- _GIVEN REQUEST_:
State the number of lines in these records holding "уровня". Say nothing more.

- _DATA_:

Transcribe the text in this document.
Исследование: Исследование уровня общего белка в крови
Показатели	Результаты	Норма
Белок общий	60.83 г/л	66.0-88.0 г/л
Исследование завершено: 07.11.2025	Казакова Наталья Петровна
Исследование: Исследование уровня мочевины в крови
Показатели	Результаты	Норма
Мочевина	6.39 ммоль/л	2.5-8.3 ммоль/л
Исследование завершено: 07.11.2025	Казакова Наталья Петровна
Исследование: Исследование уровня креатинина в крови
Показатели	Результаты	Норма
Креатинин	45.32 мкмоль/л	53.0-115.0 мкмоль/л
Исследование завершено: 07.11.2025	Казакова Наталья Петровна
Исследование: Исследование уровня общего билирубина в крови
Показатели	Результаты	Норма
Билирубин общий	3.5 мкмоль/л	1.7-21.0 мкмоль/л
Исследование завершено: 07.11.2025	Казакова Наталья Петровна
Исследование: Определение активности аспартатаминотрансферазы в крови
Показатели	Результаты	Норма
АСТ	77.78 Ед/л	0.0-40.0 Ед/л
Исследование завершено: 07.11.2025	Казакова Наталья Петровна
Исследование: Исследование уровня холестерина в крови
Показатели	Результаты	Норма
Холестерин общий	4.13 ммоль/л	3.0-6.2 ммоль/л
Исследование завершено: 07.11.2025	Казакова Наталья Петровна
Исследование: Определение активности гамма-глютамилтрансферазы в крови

- _RESPONSE TO THIS EXERCISE_:
5